** TASK DIRECTIONS **
Write out all the material exactly. Leave nothing out.

[A run of records]
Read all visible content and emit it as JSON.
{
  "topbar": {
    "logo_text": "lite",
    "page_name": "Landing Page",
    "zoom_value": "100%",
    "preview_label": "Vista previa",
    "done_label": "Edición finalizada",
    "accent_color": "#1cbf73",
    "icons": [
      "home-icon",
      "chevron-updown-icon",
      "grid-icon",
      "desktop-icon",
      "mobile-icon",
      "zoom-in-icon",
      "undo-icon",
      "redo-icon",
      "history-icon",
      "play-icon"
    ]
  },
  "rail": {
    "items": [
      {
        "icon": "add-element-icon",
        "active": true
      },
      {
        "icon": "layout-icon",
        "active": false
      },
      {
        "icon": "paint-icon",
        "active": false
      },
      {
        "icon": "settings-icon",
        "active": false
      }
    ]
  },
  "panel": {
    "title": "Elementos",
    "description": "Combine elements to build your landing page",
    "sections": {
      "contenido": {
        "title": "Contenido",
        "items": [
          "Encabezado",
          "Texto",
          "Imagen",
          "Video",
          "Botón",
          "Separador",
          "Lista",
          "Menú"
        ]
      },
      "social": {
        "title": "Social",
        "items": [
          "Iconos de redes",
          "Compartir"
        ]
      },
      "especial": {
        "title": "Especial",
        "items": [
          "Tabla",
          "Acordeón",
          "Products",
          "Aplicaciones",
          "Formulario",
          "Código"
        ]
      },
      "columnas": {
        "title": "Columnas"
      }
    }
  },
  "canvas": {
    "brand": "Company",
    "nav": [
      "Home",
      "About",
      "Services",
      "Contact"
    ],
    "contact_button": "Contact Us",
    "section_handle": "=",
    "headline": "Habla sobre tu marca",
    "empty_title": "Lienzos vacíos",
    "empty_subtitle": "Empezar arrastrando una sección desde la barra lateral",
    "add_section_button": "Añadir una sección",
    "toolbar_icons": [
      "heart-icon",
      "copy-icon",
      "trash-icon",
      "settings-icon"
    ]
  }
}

** TASK ANSWER **
Read all visible content and emit it as JSON.
{
  "topbar": {
    "logo_text": "lite",
    "page_name": "Landing Page",
    "zoom_value": "100%",
    "preview_label": "Vista previa",
    "done_label": "Edición finalizada",
    "accent_color": "#1cbf73",
    "icons": [
      "home-icon",
      "chevron-updown-icon",
      "grid-icon",
      "desktop-icon",
      "mobile-icon",
      "zoom-in-icon",
      "undo-icon",
      "redo-icon",
      "history-icon",
      "play-icon"
    ]
  },
  "rail": {
    "items": [
      {
        "icon": "add-element-icon",
        "active": true
      },
      {
        "icon": "layout-icon",
        "active": false
      },
      {
        "icon": "paint-icon",
        "active": false
      },
      {
        "icon": "settings-icon",
        "active": false
      }
    ]
  },
  "panel": {
    "title": "Elementos",
    "description": "Combine elements to build your landing page",
    "sections": {
      "contenido": {
        "title": "Contenido",
        "items": [
          "Encabezado",
          "Texto",
          "Imagen",
          "Video",
          "Botón",
          "Separador",
          "Lista",
          "Menú"
        ]
      },
      "social": {
        "title": "Social",
        "items": [
          "Iconos de redes",
          "Compartir"
        ]
      },
      "especial": {
        "title": "Especial",
        "items": [
          "Tabla",
          "Acordeón",
          "Products",
          "Aplicaciones",
          "Formulario",
          "Código"
        ]
      },
      "columnas": {
        "title": "Columnas"
      }
    }
  },
  "canvas": {
    "brand": "Company",
    "nav": [
      "Home",
      "About",
      "Services",
      "Contact"
    ],
    "contact_button": "Contact Us",
    "section_handle": "=",
    "headline": "Habla sobre tu marca",
    "empty_title": "Lienzos vacíos",
    "empty_subtitle": "Empezar arrastrando una sección desde la barra lateral",
    "add_section_button": "Añadir una sección",
    "toolbar_icons": [
      "heart-icon",
      "copy-icon",
      "trash-icon",
      "settings-icon"
    ]
  }
}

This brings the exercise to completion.